Prompt
Where in the entries below does "subtitle" appear? Copy every line that has it.
** Opening Records shown block **
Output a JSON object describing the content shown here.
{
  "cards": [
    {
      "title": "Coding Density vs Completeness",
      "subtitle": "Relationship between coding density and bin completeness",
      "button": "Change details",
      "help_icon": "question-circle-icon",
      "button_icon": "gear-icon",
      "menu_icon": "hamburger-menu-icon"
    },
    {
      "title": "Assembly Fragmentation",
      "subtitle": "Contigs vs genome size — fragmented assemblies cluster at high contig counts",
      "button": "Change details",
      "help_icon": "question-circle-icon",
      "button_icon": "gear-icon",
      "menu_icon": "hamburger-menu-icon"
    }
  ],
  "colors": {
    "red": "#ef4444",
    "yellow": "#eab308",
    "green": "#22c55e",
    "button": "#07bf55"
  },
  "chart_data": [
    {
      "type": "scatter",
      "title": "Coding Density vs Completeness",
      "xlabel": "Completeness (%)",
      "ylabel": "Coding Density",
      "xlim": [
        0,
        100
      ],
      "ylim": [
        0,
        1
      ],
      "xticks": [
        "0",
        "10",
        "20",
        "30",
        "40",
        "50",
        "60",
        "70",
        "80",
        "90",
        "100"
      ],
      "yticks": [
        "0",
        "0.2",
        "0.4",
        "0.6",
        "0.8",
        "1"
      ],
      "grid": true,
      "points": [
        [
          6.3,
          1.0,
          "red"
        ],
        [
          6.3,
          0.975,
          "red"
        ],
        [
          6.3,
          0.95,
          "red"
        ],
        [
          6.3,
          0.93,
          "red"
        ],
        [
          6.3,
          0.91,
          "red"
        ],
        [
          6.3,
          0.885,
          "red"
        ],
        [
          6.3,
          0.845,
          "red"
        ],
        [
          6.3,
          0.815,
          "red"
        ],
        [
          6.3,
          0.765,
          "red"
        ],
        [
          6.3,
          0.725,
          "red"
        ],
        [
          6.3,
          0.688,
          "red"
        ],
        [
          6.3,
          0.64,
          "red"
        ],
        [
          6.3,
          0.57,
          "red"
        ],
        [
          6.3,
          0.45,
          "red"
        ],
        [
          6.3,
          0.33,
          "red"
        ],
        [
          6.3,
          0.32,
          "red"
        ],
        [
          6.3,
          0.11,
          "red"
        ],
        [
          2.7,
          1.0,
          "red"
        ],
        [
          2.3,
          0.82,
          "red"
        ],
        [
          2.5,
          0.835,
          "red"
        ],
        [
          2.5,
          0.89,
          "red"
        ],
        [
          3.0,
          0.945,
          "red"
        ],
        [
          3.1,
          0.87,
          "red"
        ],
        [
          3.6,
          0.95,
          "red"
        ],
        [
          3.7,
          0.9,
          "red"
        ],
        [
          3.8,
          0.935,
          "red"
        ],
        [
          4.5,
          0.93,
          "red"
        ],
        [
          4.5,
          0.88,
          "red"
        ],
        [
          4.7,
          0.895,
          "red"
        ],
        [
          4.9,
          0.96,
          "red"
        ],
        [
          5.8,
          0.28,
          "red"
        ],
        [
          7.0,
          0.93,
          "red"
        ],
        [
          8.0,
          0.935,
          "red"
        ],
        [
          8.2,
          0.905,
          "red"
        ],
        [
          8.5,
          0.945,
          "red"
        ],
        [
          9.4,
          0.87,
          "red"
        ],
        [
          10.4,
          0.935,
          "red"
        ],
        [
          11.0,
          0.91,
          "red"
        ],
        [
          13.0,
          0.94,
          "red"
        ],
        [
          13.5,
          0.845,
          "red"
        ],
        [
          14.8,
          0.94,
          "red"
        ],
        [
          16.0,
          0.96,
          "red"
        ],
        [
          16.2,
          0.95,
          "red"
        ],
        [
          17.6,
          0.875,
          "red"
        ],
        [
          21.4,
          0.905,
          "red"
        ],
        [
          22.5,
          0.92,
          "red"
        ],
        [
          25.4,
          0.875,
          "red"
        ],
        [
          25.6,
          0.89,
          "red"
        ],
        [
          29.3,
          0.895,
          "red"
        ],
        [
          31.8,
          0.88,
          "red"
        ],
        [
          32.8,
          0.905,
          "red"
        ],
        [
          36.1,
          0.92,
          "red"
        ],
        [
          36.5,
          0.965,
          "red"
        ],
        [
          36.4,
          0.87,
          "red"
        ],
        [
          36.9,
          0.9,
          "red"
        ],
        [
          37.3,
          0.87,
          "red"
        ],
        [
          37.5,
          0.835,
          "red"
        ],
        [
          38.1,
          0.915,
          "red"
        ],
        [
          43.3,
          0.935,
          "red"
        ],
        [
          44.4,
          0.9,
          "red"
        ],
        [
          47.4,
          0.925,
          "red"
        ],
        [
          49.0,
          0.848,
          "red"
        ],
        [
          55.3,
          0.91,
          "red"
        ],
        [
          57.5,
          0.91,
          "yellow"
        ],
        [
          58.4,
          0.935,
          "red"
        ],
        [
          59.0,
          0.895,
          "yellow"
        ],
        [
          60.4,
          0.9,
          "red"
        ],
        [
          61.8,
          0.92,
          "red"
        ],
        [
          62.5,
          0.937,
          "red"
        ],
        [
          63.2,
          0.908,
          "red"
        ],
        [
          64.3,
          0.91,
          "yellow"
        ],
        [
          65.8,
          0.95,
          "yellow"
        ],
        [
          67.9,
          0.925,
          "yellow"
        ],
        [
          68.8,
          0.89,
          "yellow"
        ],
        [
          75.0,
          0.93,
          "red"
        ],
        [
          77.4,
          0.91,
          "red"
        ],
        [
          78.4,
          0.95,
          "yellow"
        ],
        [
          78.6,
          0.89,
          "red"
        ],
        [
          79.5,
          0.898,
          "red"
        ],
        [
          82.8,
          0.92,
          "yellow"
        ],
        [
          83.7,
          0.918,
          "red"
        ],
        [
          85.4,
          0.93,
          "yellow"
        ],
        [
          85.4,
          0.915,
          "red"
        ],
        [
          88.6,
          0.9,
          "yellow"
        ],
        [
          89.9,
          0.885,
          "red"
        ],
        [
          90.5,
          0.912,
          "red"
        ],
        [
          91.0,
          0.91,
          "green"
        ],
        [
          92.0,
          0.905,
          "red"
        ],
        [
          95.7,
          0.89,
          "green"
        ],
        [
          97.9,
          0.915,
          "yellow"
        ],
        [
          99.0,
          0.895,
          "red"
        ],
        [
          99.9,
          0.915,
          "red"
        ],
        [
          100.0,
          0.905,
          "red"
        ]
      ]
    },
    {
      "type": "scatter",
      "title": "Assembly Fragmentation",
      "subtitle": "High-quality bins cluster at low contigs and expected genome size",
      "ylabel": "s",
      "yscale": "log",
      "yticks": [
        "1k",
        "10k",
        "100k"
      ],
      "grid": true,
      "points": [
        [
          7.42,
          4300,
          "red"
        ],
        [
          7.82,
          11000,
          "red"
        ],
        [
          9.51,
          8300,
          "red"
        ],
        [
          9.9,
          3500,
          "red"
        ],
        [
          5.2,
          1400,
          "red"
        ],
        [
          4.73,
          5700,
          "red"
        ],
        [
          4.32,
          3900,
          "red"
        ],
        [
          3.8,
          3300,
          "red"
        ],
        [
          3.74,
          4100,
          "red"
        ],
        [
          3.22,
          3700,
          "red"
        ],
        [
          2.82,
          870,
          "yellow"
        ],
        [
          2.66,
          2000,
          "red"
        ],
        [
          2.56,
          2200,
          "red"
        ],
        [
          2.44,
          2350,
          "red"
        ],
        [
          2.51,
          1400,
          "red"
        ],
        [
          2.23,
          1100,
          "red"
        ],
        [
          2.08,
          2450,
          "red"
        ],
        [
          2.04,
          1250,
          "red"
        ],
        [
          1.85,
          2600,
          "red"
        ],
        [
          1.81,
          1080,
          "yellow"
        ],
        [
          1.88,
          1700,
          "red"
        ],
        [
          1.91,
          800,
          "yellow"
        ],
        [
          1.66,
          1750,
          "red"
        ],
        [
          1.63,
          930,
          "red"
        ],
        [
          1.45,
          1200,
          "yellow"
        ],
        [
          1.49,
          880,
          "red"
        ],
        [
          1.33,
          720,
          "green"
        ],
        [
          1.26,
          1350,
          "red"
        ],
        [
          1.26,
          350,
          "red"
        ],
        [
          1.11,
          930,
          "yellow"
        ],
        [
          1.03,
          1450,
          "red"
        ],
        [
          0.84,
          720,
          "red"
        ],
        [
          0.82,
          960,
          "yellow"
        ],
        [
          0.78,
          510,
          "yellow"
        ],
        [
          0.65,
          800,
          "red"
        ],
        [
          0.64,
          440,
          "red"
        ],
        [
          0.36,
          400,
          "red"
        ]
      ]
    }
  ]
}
** Closing Records shown block **
Reply to the exercise
      "subtitle": "Relationship between coding density and bin completeness",
      "subtitle": "Contigs vs genome size — fragmented assemblies cluster at high contig counts",
      "subtitle": "High-quality bins cluster at low contigs and expected genome size",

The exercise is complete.